» EXERCISE:
Count how many lines in the entries below contain the string "title", matching case exactly. Reply with the number alone.

====

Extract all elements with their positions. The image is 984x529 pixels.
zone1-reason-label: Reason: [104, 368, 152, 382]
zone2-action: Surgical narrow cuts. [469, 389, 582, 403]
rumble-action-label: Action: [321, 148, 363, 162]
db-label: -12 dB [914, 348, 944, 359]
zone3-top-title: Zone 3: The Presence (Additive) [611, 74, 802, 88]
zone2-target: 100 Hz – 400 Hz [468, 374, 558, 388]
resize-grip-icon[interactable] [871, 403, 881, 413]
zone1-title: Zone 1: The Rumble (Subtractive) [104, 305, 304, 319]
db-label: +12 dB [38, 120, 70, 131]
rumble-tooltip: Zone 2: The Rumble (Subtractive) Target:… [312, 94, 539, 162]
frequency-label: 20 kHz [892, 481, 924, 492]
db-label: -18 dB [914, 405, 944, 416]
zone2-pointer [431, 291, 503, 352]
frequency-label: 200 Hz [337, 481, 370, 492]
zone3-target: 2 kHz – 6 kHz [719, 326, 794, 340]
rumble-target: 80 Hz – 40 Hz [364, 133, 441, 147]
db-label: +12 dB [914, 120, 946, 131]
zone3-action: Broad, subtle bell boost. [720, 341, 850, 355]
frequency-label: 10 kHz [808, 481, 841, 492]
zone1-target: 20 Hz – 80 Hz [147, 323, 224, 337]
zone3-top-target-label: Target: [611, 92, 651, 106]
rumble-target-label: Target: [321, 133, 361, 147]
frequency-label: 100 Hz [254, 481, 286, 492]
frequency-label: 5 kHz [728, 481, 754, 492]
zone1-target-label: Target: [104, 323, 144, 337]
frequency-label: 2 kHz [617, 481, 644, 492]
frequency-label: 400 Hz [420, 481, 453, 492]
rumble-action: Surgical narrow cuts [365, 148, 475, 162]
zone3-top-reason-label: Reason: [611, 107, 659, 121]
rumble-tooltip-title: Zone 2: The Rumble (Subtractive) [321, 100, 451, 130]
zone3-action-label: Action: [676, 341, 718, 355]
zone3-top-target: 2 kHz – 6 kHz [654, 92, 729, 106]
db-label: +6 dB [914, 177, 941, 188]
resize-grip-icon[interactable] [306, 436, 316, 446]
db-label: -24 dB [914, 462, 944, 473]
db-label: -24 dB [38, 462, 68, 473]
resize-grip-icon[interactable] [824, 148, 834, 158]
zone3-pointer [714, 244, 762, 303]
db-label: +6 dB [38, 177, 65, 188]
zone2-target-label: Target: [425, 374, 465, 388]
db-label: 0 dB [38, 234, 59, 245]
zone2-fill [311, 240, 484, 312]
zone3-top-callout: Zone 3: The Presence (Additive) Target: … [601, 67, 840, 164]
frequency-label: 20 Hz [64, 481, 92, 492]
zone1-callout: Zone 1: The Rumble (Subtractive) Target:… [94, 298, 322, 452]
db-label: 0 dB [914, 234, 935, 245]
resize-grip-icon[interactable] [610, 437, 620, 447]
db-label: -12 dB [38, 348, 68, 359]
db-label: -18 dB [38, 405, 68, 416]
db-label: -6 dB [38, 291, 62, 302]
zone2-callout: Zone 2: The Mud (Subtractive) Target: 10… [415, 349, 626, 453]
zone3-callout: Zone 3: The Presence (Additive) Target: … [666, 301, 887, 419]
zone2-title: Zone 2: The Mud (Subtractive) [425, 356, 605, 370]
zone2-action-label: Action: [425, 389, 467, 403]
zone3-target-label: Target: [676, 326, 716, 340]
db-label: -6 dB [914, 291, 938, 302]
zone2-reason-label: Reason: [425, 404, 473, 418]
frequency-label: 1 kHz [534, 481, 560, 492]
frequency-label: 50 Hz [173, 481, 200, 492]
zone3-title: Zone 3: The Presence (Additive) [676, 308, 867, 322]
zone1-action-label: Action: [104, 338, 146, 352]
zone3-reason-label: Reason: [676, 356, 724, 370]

====

» FINAL RESULT:
5